BRIEF: Can you output the records below exactly as they are written?

Source records
»»
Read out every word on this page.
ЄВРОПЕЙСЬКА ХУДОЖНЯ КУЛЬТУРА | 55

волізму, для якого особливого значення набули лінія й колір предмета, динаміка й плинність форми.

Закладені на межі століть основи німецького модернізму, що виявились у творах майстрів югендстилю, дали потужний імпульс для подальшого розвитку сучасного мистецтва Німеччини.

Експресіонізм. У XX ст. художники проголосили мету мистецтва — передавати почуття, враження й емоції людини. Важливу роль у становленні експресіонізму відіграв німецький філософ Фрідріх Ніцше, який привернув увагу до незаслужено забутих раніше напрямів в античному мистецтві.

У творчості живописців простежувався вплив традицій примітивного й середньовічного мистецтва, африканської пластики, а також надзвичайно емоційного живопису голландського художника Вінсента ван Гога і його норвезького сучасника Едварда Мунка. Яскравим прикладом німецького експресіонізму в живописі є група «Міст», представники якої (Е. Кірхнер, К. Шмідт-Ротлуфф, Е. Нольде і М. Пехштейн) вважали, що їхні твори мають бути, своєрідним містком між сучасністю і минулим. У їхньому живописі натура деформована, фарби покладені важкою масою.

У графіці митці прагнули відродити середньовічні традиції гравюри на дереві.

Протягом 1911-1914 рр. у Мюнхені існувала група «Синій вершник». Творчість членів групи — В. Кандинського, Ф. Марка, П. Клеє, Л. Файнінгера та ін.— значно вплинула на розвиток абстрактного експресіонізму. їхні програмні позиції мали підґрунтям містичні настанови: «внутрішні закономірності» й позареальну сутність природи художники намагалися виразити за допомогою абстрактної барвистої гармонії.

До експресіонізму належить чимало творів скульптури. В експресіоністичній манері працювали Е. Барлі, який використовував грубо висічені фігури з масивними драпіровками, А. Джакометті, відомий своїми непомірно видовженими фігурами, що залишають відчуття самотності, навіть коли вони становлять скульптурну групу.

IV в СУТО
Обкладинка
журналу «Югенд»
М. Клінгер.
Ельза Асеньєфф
««
EXERCISE SOLUTION:
Read out every word on this page.
ЄВРОПЕЙСЬКА ХУДОЖНЯ КУЛЬТУРА | 55

волізму, для якого особливого значення набули лінія й колір предмета, динаміка й плинність форми.

Закладені на межі століть основи німецького модернізму, що виявились у творах майстрів югендстилю, дали потужний імпульс для подальшого розвитку сучасного мистецтва Німеччини.

Експресіонізм. У XX ст. художники проголосили мету мистецтва — передавати почуття, враження й емоції людини. Важливу роль у становленні експресіонізму відіграв німецький філософ Фрідріх Ніцше, який привернув увагу до незаслужено забутих раніше напрямів в античному мистецтві.

У творчості живописців простежувався вплив традицій примітивного й середньовічного мистецтва, африканської пластики, а також надзвичайно емоційного живопису голландського художника Вінсента ван Гога і його норвезького сучасника Едварда Мунка. Яскравим прикладом німецького експресіонізму в живописі є група «Міст», представники якої (Е. Кірхнер, К. Шмідт-Ротлуфф, Е. Нольде і М. Пехштейн) вважали, що їхні твори мають бути, своєрідним містком між сучасністю і минулим. У їхньому живописі натура деформована, фарби покладені важкою масою.

У графіці митці прагнули відродити середньовічні традиції гравюри на дереві.

Протягом 1911-1914 рр. у Мюнхені існувала група «Синій вершник». Творчість членів групи — В. Кандинського, Ф. Марка, П. Клеє, Л. Файнінгера та ін.— значно вплинула на розвиток абстрактного експресіонізму. їхні програмні позиції мали підґрунтям містичні настанови: «внутрішні закономірності» й позареальну сутність природи художники намагалися виразити за допомогою абстрактної барвистої гармонії.

До експресіонізму належить чимало творів скульптури. В експресіоністичній манері працювали Е. Барлі, який використовував грубо висічені фігури з масивними драпіровками, А. Джакометті, відомий своїми непомірно видовженими фігурами, що залишають відчуття самотності, навіть коли вони становлять скульптурну групу.

IV в СУТО
Обкладинка
журналу «Югенд»
М. Клінгер.
Ельза Асеньєфф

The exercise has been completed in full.